REQUIRED TASK:
Your answer should be a single number: the count of lines that include the word "this".

--- start of DATA SHOWN ---

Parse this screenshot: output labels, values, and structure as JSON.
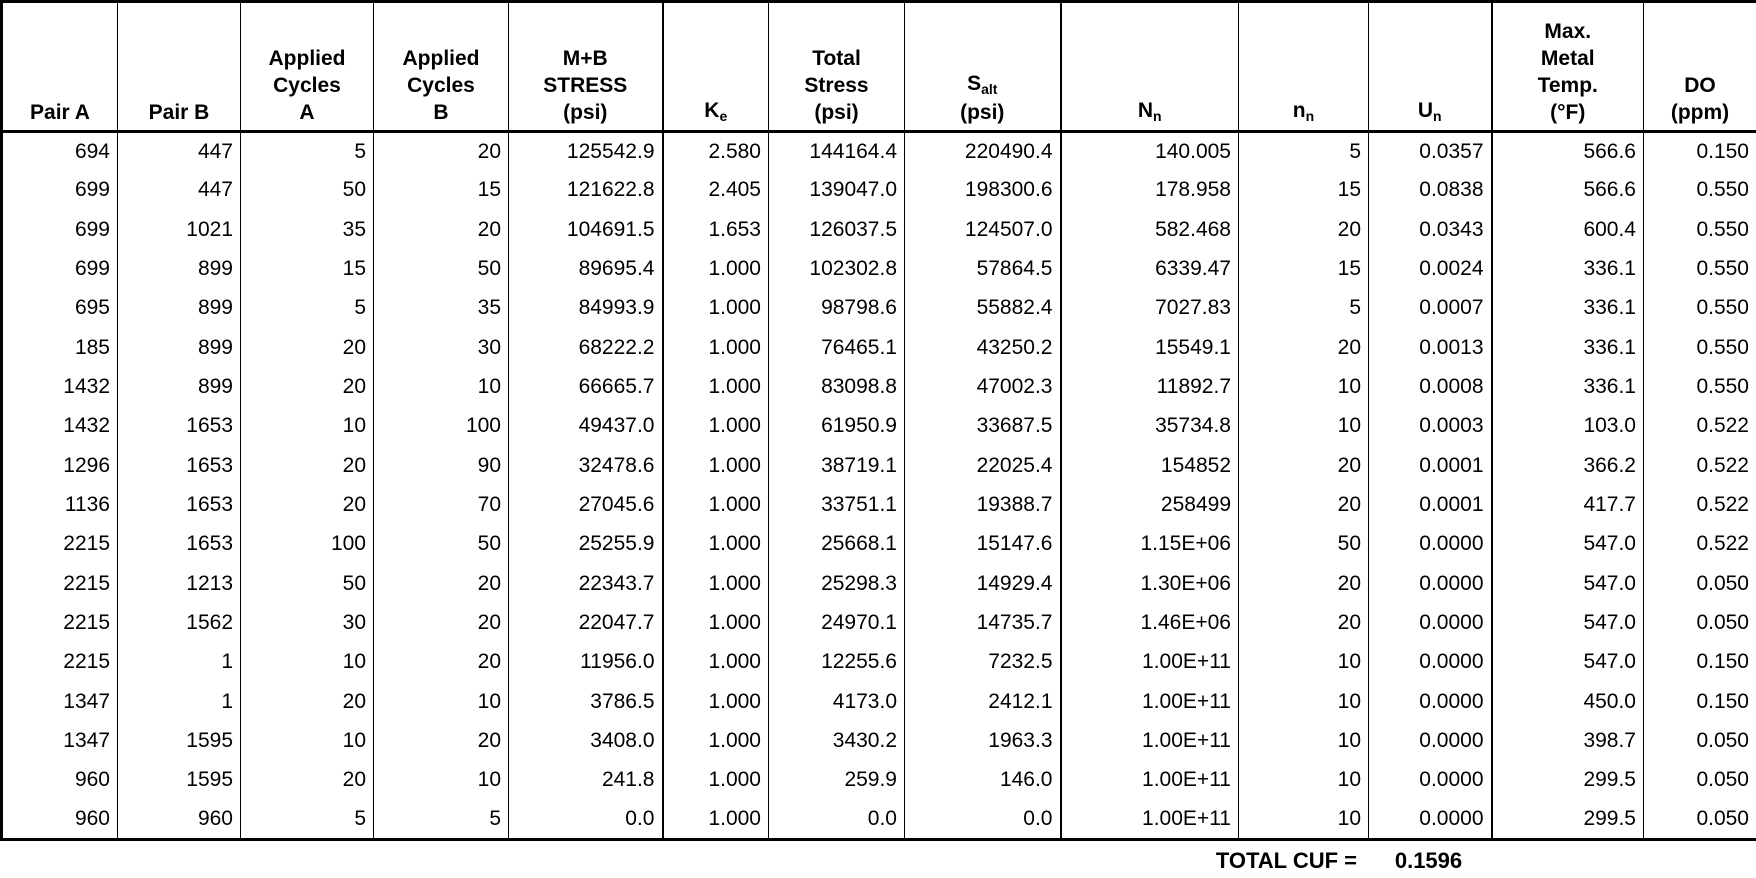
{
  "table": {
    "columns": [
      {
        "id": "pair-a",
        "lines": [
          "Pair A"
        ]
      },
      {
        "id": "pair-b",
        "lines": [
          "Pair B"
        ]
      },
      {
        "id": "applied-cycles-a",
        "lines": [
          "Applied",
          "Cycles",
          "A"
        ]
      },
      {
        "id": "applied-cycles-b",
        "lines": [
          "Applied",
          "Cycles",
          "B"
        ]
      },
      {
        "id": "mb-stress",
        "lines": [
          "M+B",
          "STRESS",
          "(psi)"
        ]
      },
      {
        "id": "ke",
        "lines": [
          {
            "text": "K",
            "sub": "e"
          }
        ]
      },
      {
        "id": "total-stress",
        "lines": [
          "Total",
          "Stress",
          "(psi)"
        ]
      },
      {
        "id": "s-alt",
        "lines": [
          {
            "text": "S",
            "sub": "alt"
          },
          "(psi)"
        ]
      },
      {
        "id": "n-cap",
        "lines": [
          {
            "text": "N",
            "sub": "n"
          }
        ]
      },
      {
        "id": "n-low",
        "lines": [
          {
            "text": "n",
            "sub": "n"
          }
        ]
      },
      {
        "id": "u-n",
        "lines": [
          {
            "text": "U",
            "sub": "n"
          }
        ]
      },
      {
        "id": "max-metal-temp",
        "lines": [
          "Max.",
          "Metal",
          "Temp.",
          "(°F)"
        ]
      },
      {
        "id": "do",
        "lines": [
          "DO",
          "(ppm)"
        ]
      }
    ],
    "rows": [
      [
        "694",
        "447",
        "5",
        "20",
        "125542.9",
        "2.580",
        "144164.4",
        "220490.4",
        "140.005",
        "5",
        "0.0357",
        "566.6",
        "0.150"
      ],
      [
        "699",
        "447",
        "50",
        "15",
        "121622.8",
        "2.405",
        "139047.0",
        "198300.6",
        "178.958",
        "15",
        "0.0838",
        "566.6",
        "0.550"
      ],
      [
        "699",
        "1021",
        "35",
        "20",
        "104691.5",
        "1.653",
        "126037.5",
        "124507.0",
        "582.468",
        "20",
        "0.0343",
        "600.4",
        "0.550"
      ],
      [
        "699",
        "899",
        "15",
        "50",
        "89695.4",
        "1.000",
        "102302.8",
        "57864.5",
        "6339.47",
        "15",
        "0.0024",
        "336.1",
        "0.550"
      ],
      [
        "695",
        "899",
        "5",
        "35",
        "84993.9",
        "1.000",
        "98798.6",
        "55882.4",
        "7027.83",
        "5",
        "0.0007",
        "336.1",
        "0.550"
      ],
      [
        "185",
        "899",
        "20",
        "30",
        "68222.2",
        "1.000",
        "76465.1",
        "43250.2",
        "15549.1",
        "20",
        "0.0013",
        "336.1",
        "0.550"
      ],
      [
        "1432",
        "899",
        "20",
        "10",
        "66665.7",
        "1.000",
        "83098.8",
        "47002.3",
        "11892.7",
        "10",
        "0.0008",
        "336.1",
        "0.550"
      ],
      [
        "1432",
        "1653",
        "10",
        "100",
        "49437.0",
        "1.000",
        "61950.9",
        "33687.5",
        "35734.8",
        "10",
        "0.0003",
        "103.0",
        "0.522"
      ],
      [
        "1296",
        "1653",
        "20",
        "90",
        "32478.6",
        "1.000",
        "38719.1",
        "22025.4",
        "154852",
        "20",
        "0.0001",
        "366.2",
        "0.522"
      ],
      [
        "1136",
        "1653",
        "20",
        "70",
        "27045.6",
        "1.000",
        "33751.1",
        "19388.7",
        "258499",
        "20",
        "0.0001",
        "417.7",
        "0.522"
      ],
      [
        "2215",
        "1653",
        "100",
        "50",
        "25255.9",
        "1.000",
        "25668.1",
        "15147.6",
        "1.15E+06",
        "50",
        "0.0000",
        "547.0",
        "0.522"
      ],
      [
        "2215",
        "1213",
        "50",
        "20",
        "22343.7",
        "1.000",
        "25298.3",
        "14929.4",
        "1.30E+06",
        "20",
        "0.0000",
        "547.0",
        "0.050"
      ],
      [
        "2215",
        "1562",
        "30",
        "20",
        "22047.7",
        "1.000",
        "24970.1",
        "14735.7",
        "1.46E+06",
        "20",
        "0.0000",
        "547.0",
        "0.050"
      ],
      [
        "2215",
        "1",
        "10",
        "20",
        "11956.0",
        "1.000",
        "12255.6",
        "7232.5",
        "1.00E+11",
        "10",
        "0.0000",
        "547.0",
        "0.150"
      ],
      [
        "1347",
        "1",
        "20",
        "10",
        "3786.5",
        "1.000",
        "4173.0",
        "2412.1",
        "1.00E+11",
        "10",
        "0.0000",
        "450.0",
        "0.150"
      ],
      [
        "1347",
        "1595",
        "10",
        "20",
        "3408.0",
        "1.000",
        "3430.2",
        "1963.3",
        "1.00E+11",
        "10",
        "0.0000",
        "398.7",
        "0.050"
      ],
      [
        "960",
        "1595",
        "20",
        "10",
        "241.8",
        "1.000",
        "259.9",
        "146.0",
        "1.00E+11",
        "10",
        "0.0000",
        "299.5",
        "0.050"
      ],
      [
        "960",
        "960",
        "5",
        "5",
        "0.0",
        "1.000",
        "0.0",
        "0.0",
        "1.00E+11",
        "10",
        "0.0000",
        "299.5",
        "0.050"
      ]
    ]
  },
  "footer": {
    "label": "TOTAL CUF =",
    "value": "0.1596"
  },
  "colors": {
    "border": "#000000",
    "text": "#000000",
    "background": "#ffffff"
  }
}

--- end of DATA SHOWN ---
--- start of DATA SHOWN ---

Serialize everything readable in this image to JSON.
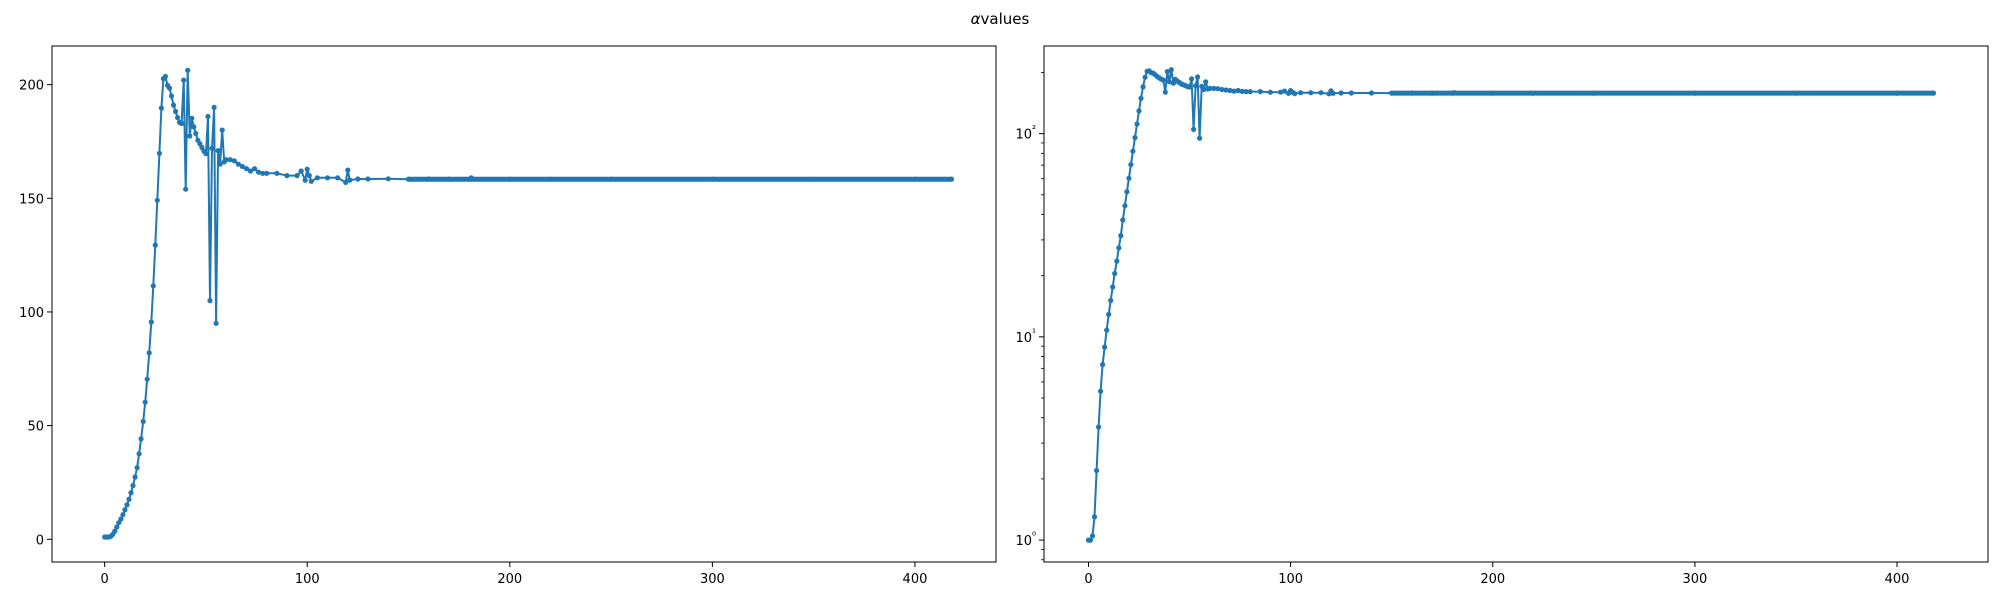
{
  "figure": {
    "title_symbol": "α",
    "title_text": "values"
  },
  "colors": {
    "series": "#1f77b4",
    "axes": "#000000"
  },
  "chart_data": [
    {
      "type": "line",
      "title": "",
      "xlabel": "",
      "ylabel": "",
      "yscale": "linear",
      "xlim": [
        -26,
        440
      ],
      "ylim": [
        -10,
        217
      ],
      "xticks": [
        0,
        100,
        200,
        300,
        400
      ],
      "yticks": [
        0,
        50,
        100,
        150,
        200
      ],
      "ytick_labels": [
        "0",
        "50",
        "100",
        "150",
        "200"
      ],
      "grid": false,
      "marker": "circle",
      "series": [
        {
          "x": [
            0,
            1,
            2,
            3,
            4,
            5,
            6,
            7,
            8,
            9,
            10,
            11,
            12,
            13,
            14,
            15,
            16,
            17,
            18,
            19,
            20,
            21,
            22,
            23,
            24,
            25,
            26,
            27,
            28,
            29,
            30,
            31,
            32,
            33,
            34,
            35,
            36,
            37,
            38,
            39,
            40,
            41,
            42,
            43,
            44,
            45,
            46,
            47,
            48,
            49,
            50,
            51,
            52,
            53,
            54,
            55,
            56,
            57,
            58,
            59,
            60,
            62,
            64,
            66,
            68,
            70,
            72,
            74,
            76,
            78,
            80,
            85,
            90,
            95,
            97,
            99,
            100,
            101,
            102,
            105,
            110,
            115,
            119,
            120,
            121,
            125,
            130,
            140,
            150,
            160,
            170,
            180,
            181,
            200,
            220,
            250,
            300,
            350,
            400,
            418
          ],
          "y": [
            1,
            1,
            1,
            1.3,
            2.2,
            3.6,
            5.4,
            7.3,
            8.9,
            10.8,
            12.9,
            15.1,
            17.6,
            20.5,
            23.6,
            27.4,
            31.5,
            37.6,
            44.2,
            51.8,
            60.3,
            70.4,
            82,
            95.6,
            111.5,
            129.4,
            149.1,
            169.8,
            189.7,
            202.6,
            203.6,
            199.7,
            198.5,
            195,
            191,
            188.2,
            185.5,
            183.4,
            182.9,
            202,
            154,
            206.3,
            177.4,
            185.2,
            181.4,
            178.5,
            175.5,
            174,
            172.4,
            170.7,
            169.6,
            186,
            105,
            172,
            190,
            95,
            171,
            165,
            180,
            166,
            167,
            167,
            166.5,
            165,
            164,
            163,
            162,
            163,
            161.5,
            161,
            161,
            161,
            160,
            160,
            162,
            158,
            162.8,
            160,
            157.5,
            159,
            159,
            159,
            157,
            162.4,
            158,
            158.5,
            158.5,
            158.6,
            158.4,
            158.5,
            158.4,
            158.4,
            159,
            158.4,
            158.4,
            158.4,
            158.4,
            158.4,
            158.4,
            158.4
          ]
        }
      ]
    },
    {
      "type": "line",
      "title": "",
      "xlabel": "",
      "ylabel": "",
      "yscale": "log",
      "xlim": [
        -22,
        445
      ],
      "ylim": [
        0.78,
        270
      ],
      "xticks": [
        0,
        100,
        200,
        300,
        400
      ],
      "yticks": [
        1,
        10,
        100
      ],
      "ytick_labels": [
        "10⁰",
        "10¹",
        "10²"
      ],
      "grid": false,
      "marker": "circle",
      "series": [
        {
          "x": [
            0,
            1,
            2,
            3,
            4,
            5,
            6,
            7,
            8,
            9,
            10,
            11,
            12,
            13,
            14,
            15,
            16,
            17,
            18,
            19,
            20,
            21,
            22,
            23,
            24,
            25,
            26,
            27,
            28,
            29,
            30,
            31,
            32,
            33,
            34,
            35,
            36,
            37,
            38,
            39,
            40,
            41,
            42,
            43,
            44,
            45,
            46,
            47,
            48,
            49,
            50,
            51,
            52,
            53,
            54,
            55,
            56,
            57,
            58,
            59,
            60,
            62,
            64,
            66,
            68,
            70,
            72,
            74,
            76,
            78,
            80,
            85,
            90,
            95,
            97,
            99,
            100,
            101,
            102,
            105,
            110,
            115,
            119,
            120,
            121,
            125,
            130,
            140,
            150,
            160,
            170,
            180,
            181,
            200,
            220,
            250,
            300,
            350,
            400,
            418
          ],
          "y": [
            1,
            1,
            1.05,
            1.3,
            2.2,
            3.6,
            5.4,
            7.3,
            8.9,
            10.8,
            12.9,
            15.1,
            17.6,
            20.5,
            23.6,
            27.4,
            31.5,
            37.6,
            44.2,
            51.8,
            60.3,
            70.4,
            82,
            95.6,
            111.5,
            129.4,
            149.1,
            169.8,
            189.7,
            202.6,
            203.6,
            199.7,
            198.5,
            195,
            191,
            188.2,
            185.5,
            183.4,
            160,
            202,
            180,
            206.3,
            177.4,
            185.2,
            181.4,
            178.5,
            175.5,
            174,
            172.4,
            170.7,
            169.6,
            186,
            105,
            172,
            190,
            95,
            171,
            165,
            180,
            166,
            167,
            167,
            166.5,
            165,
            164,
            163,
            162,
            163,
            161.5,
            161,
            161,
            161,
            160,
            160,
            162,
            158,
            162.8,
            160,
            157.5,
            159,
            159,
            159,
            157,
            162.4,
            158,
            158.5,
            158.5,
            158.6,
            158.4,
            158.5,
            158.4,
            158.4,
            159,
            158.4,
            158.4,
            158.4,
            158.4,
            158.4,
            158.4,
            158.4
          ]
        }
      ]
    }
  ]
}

--- end of DATA SHOWN ---

FULL ANSWER:
2